● **Available data**

----

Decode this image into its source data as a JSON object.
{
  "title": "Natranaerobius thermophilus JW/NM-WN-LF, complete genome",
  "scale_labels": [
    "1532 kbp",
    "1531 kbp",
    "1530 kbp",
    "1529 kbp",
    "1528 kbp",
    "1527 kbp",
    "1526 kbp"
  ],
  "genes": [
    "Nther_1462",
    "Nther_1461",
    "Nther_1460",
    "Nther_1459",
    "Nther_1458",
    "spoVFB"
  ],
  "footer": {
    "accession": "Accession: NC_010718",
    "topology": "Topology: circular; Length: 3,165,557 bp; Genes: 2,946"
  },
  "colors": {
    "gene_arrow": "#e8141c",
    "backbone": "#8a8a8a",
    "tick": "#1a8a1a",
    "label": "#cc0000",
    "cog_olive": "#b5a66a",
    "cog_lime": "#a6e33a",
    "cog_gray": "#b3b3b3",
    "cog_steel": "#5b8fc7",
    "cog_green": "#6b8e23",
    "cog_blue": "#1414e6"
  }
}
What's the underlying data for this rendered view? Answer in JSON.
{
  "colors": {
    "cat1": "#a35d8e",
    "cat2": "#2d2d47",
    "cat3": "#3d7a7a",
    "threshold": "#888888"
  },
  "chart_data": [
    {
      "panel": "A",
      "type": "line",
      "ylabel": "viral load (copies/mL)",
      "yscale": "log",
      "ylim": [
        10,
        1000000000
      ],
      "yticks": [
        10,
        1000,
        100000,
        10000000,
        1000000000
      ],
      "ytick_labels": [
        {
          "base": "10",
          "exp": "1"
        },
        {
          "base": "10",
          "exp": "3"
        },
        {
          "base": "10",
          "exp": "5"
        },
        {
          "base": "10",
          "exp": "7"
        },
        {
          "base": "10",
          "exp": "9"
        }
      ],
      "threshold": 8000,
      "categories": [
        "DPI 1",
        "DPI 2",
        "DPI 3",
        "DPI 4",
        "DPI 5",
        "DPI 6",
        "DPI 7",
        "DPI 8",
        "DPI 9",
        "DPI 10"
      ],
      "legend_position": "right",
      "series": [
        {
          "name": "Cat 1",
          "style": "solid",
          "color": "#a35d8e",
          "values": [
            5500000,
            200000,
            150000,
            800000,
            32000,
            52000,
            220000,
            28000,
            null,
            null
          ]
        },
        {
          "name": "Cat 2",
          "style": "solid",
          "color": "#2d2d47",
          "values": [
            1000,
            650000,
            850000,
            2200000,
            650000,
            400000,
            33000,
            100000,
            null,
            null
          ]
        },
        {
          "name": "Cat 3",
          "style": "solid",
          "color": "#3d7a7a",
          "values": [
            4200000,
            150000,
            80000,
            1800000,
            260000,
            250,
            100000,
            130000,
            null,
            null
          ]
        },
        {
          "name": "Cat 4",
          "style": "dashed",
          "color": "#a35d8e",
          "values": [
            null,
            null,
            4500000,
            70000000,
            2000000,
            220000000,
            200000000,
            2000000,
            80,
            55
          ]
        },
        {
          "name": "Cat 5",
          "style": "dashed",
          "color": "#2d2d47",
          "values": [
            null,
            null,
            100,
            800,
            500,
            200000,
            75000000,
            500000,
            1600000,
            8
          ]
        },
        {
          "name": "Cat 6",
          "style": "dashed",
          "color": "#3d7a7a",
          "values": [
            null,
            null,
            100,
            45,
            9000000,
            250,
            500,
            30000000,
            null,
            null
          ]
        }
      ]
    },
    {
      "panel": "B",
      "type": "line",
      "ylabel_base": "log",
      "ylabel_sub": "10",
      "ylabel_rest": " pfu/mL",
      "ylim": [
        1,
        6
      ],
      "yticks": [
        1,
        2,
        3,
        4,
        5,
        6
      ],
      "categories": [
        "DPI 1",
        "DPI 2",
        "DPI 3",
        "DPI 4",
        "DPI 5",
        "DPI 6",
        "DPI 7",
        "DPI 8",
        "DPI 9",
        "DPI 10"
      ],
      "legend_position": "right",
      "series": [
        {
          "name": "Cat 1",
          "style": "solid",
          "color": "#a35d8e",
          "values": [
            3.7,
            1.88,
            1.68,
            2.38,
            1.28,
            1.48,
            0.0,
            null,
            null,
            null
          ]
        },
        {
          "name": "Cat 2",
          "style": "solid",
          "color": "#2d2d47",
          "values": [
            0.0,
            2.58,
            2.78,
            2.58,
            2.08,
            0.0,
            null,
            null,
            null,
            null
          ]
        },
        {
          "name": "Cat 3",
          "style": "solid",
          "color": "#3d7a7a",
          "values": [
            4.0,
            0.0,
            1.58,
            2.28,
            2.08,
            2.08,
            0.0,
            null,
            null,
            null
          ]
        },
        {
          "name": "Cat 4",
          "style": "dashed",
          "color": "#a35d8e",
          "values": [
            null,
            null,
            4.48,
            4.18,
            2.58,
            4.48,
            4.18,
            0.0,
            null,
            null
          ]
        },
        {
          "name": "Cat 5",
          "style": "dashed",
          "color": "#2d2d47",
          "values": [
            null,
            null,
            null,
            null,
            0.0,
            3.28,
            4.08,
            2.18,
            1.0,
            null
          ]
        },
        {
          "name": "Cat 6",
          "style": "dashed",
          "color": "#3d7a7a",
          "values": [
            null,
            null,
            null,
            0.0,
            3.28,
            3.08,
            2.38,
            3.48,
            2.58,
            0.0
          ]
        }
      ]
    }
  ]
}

----

● **Exercise objective**
Print every line of the records exactly. Omit nothing.

● **Task response**
Decode this image into its source data as a JSON object.
{
  "title": "Natranaerobius thermophilus JW/NM-WN-LF, complete genome",
  "scale_labels": [
    "1532 kbp",
    "1531 kbp",
    "1530 kbp",
    "1529 kbp",
    "1528 kbp",
    "1527 kbp",
    "1526 kbp"
  ],
  "genes": [
    "Nther_1462",
    "Nther_1461",
    "Nther_1460",
    "Nther_1459",
    "Nther_1458",
    "spoVFB"
  ],
  "footer": {
    "accession": "Accession: NC_010718",
    "topology": "Topology: circular; Length: 3,165,557 bp; Genes: 2,946"
  },
  "colors": {
    "gene_arrow": "#e8141c",
    "backbone": "#8a8a8a",
    "tick": "#1a8a1a",
    "label": "#cc0000",
    "cog_olive": "#b5a66a",
    "cog_lime": "#a6e33a",
    "cog_gray": "#b3b3b3",
    "cog_steel": "#5b8fc7",
    "cog_green": "#6b8e23",
    "cog_blue": "#1414e6"
  }
}
What's the underlying data for this rendered view? Answer in JSON.
{
  "colors": {
    "cat1": "#a35d8e",
    "cat2": "#2d2d47",
    "cat3": "#3d7a7a",
    "threshold": "#888888"
  },
  "chart_data": [
    {
      "panel": "A",
      "type": "line",
      "ylabel": "viral load (copies/mL)",
      "yscale": "log",
      "ylim": [
        10,
        1000000000
      ],
      "yticks": [
        10,
        1000,
        100000,
        10000000,
        1000000000
      ],
      "ytick_labels": [
        {
          "base": "10",
          "exp": "1"
        },
        {
          "base": "10",
          "exp": "3"
        },
        {
          "base": "10",
          "exp": "5"
        },
        {
          "base": "10",
          "exp": "7"
        },
        {
          "base": "10",
          "exp": "9"
        }
      ],
      "threshold": 8000,
      "categories": [
        "DPI 1",
        "DPI 2",
        "DPI 3",
        "DPI 4",
        "DPI 5",
        "DPI 6",
        "DPI 7",
        "DPI 8",
        "DPI 9",
        "DPI 10"
      ],
      "legend_position": "right",
      "series": [
        {
          "name": "Cat 1",
          "style": "solid",
          "color": "#a35d8e",
          "values": [
            5500000,
            200000,
            150000,
            800000,
            32000,
            52000,
            220000,
            28000,
            null,
            null
          ]
        },
        {
          "name": "Cat 2",
          "style": "solid",
          "color": "#2d2d47",
          "values": [
            1000,
            650000,
            850000,
            2200000,
            650000,
            400000,
            33000,
            100000,
            null,
            null
          ]
        },
        {
          "name": "Cat 3",
          "style": "solid",
          "color": "#3d7a7a",
          "values": [
            4200000,
            150000,
            80000,
            1800000,
            260000,
            250,
            100000,
            130000,
            null,
            null
          ]
        },
        {
          "name": "Cat 4",
          "style": "dashed",
          "color": "#a35d8e",
          "values": [
            null,
            null,
            4500000,
            70000000,
            2000000,
            220000000,
            200000000,
            2000000,
            80,
            55
          ]
        },
        {
          "name": "Cat 5",
          "style": "dashed",
          "color": "#2d2d47",
          "values": [
            null,
            null,
            100,
            800,
            500,
            200000,
            75000000,
            500000,
            1600000,
            8
          ]
        },
        {
          "name": "Cat 6",
          "style": "dashed",
          "color": "#3d7a7a",
          "values": [
            null,
            null,
            100,
            45,
            9000000,
            250,
            500,
            30000000,
            null,
            null
          ]
        }
      ]
    },
    {
      "panel": "B",
      "type": "line",
      "ylabel_base": "log",
      "ylabel_sub": "10",
      "ylabel_rest": " pfu/mL",
      "ylim": [
        1,
        6
      ],
      "yticks": [
        1,
        2,
        3,
        4,
        5,
        6
      ],
      "categories": [
        "DPI 1",
        "DPI 2",
        "DPI 3",
        "DPI 4",
        "DPI 5",
        "DPI 6",
        "DPI 7",
        "DPI 8",
        "DPI 9",
        "DPI 10"
      ],
      "legend_position": "right",
      "series": [
        {
          "name": "Cat 1",
          "style": "solid",
          "color": "#a35d8e",
          "values": [
            3.7,
            1.88,
            1.68,
            2.38,
            1.28,
            1.48,
            0.0,
            null,
            null,
            null
          ]
        },
        {
          "name": "Cat 2",
          "style": "solid",
          "color": "#2d2d47",
          "values": [
            0.0,
            2.58,
            2.78,
            2.58,
            2.08,
            0.0,
            null,
            null,
            null,
            null
          ]
        },
        {
          "name": "Cat 3",
          "style": "solid",
          "color": "#3d7a7a",
          "values": [
            4.0,
            0.0,
            1.58,
            2.28,
            2.08,
            2.08,
            0.0,
            null,
            null,
            null
          ]
        },
        {
          "name": "Cat 4",
          "style": "dashed",
          "color": "#a35d8e",
          "values": [
            null,
            null,
            4.48,
            4.18,
            2.58,
            4.48,
            4.18,
            0.0,
            null,
            null
          ]
        },
        {
          "name": "Cat 5",
          "style": "dashed",
          "color": "#2d2d47",
          "values": [
            null,
            null,
            null,
            null,
            0.0,
            3.28,
            4.08,
            2.18,
            1.0,
            null
          ]
        },
        {
          "name": "Cat 6",
          "style": "dashed",
          "color": "#3d7a7a",
          "values": [
            null,
            null,
            null,
            0.0,
            3.28,
            3.08,
            2.38,
            3.48,
            2.58,
            0.0
          ]
        }
      ]
    }
  ]
}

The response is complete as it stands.